> GOAL
From the entries below, list each line with "loan".

> Recorded data
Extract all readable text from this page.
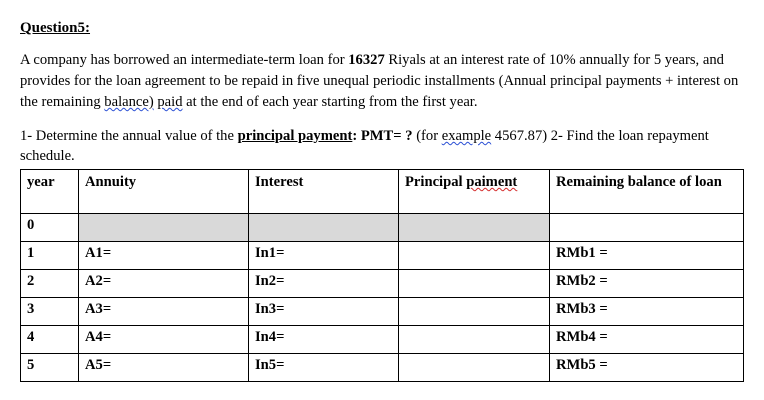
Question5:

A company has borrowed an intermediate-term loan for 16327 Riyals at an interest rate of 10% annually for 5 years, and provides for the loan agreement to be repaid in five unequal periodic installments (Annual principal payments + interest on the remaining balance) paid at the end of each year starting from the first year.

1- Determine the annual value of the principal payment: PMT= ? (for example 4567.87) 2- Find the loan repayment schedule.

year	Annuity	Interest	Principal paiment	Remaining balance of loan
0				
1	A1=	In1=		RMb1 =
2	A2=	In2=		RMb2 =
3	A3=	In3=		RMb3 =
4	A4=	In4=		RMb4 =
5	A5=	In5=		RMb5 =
==
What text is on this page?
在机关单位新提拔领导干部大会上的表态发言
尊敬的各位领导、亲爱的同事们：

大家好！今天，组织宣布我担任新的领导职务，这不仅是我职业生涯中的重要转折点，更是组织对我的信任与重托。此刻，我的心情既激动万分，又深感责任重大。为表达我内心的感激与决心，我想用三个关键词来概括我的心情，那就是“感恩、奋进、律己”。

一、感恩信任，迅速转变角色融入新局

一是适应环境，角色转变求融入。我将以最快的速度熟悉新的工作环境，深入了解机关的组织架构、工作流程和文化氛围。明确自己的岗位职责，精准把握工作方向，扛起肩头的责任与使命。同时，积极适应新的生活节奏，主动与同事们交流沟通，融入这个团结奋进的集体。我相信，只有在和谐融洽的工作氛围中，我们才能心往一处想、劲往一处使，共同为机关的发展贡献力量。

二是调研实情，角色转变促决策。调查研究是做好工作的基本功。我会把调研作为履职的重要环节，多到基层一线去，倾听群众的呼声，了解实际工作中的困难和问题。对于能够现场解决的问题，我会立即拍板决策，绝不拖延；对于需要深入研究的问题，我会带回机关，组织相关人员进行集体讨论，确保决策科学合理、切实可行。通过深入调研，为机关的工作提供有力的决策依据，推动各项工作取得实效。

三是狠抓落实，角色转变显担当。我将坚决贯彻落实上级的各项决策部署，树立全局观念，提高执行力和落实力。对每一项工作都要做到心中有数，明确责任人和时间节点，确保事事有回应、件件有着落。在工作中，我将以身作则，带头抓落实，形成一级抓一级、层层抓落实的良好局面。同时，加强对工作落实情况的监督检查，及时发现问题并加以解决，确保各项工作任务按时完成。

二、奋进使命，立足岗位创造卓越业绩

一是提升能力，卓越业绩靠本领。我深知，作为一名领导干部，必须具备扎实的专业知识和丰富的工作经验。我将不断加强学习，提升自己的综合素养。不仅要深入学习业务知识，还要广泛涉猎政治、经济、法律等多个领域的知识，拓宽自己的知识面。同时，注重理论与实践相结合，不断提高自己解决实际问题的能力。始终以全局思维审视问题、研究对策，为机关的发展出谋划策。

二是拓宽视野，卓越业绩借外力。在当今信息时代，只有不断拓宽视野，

> EXERCISE RESULT
A company has borrowed an intermediate-term loan for 16327 Riyals at an interest rate of 10% annually for 5 years, and provides for the loan agreement to be repaid in five unequal periodic installments (Annual principal payments + interest on the remaining balance) paid at the end of each year starting from the first year.
1- Determine the annual value of the principal payment: PMT= ? (for example 4567.87) 2- Find the loan repayment schedule.
year	Annuity	Interest	Principal paiment	Remaining balance of loan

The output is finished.